==== AVAILABLE RECORDS

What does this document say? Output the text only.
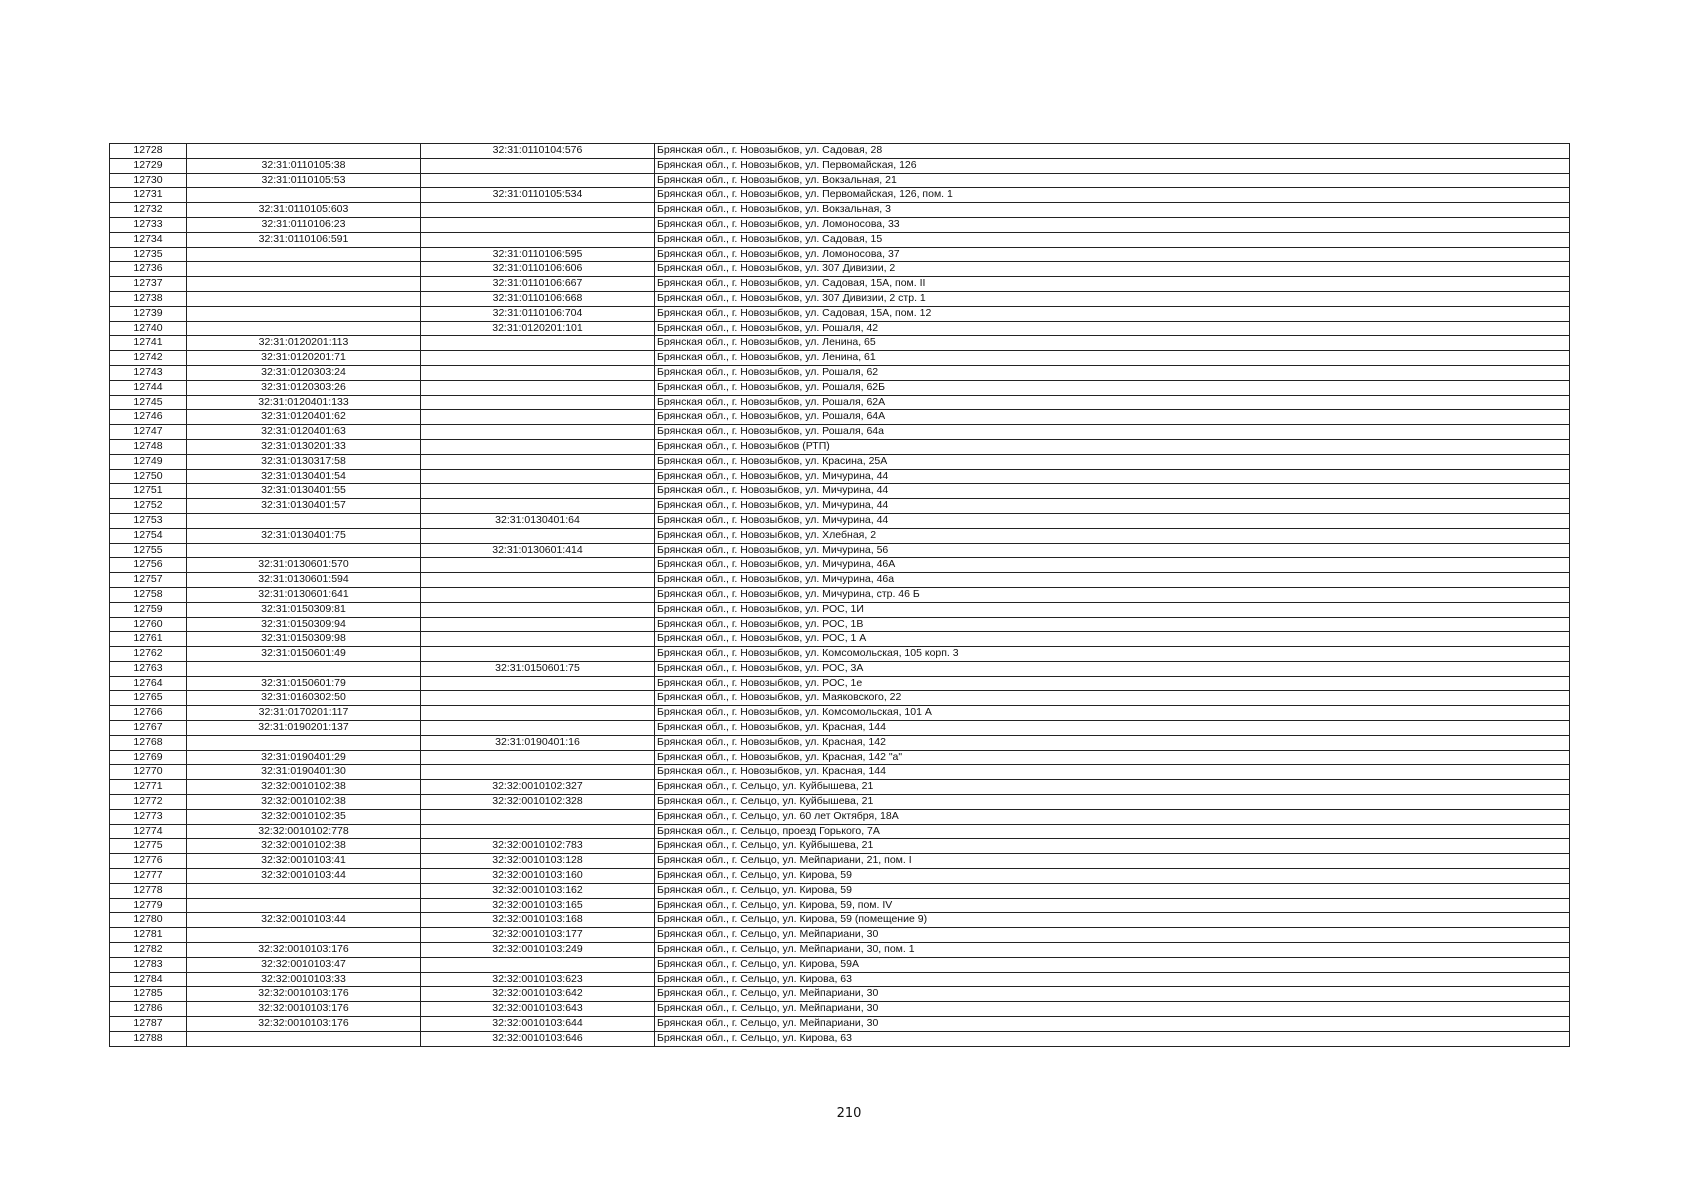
12728		32:31:0110104:576	Брянская обл., г. Новозыбков, ул. Садовая, 28
12729	32:31:0110105:38		Брянская обл., г. Новозыбков, ул. Первомайская, 126
12730	32:31:0110105:53		Брянская обл., г. Новозыбков, ул. Вокзальная, 21
12731		32:31:0110105:534	Брянская обл., г. Новозыбков, ул. Первомайская, 126, пом. 1
12732	32:31:0110105:603		Брянская обл., г. Новозыбков, ул. Вокзальная, 3
12733	32:31:0110106:23		Брянская обл., г. Новозыбков, ул. Ломоносова, 33
12734	32:31:0110106:591		Брянская обл., г. Новозыбков, ул. Садовая, 15
12735		32:31:0110106:595	Брянская обл., г. Новозыбков, ул. Ломоносова, 37
12736		32:31:0110106:606	Брянская обл., г. Новозыбков, ул. 307 Дивизии, 2
12737		32:31:0110106:667	Брянская обл., г. Новозыбков, ул. Садовая, 15А, пом. II
12738		32:31:0110106:668	Брянская обл., г. Новозыбков, ул. 307 Дивизии, 2 стр. 1
12739		32:31:0110106:704	Брянская обл., г. Новозыбков, ул. Садовая, 15А, пом. 12
12740		32:31:0120201:101	Брянская обл., г. Новозыбков, ул. Рошаля, 42
12741	32:31:0120201:113		Брянская обл., г. Новозыбков, ул. Ленина, 65
12742	32:31:0120201:71		Брянская обл., г. Новозыбков, ул. Ленина, 61
12743	32:31:0120303:24		Брянская обл., г. Новозыбков, ул. Рошаля, 62
12744	32:31:0120303:26		Брянская обл., г. Новозыбков, ул. Рошаля, 62Б
12745	32:31:0120401:133		Брянская обл., г. Новозыбков, ул. Рошаля, 62А
12746	32:31:0120401:62		Брянская обл., г. Новозыбков, ул. Рошаля, 64А
12747	32:31:0120401:63		Брянская обл., г. Новозыбков, ул. Рошаля, 64а
12748	32:31:0130201:33		Брянская обл., г. Новозыбков (РТП)
12749	32:31:0130317:58		Брянская обл., г. Новозыбков, ул. Красина, 25А
12750	32:31:0130401:54		Брянская обл., г. Новозыбков, ул. Мичурина, 44
12751	32:31:0130401:55		Брянская обл., г. Новозыбков, ул. Мичурина, 44
12752	32:31:0130401:57		Брянская обл., г. Новозыбков, ул. Мичурина, 44
12753		32:31:0130401:64	Брянская обл., г. Новозыбков, ул. Мичурина, 44
12754	32:31:0130401:75		Брянская обл., г. Новозыбков, ул. Хлебная, 2
12755		32:31:0130601:414	Брянская обл., г. Новозыбков, ул. Мичурина, 56
12756	32:31:0130601:570		Брянская обл., г. Новозыбков, ул. Мичурина, 46А
12757	32:31:0130601:594		Брянская обл., г. Новозыбков, ул. Мичурина, 46а
12758	32:31:0130601:641		Брянская обл., г. Новозыбков, ул. Мичурина, стр. 46 Б
12759	32:31:0150309:81		Брянская обл., г. Новозыбков, ул. РОС, 1И
12760	32:31:0150309:94		Брянская обл., г. Новозыбков, ул. РОС, 1В
12761	32:31:0150309:98		Брянская обл., г. Новозыбков, ул. РОС, 1 А
12762	32:31:0150601:49		Брянская обл., г. Новозыбков, ул. Комсомольская, 105 корп. 3
12763		32:31:0150601:75	Брянская обл., г. Новозыбков, ул. РОС, 3А
12764	32:31:0150601:79		Брянская обл., г. Новозыбков, ул. РОС, 1е
12765	32:31:0160302:50		Брянская обл., г. Новозыбков, ул. Маяковского, 22
12766	32:31:0170201:117		Брянская обл., г. Новозыбков, ул. Комсомольская, 101 А
12767	32:31:0190201:137		Брянская обл., г. Новозыбков, ул. Красная, 144
12768		32:31:0190401:16	Брянская обл., г. Новозыбков, ул. Красная, 142
12769	32:31:0190401:29		Брянская обл., г. Новозыбков, ул. Красная, 142 "а"
12770	32:31:0190401:30		Брянская обл., г. Новозыбков, ул. Красная, 144
12771	32:32:0010102:38	32:32:0010102:327	Брянская обл., г. Сельцо, ул. Куйбышева, 21
12772	32:32:0010102:38	32:32:0010102:328	Брянская обл., г. Сельцо, ул. Куйбышева, 21
12773	32:32:0010102:35		Брянская обл., г. Сельцо, ул. 60 лет Октября, 18А
12774	32:32:0010102:778		Брянская обл., г. Сельцо, проезд Горького, 7А
12775	32:32:0010102:38	32:32:0010102:783	Брянская обл., г. Сельцо, ул. Куйбышева, 21
12776	32:32:0010103:41	32:32:0010103:128	Брянская обл., г. Сельцо, ул. Мейпариани, 21, пом. I
12777	32:32:0010103:44	32:32:0010103:160	Брянская обл., г. Сельцо, ул. Кирова, 59
12778		32:32:0010103:162	Брянская обл., г. Сельцо, ул. Кирова, 59
12779		32:32:0010103:165	Брянская обл., г. Сельцо, ул. Кирова, 59, пом. IV
12780	32:32:0010103:44	32:32:0010103:168	Брянская обл., г. Сельцо, ул. Кирова, 59 (помещение 9)
12781		32:32:0010103:177	Брянская обл., г. Сельцо, ул. Мейпариани, 30
12782	32:32:0010103:176	32:32:0010103:249	Брянская обл., г. Сельцо, ул. Мейпариани, 30, пом. 1
12783	32:32:0010103:47		Брянская обл., г. Сельцо, ул. Кирова, 59А
12784	32:32:0010103:33	32:32:0010103:623	Брянская обл., г. Сельцо, ул. Кирова, 63
12785	32:32:0010103:176	32:32:0010103:642	Брянская обл., г. Сельцо, ул. Мейпариани, 30
12786	32:32:0010103:176	32:32:0010103:643	Брянская обл., г. Сельцо, ул. Мейпариани, 30
12787	32:32:0010103:176	32:32:0010103:644	Брянская обл., г. Сельцо, ул. Мейпариани, 30
12788		32:32:0010103:646	Брянская обл., г. Сельцо, ул. Кирова, 63
210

========

Extract, from the material above, each line holding the word "Мейпариани".

TASK SOLUTION:
12776	32:32:0010103:41	32:32:0010103:128	Брянская обл., г. Сельцо, ул. Мейпариани, 21, пом. I
12781		32:32:0010103:177	Брянская обл., г. Сельцо, ул. Мейпариани, 30
12782	32:32:0010103:176	32:32:0010103:249	Брянская обл., г. Сельцо, ул. Мейпариани, 30, пом. 1
12785	32:32:0010103:176	32:32:0010103:642	Брянская обл., г. Сельцо, ул. Мейпариани, 30
12786	32:32:0010103:176	32:32:0010103:643	Брянская обл., г. Сельцо, ул. Мейпариани, 30
12787	32:32:0010103:176	32:32:0010103:644	Брянская обл., г. Сельцо, ул. Мейпариани, 30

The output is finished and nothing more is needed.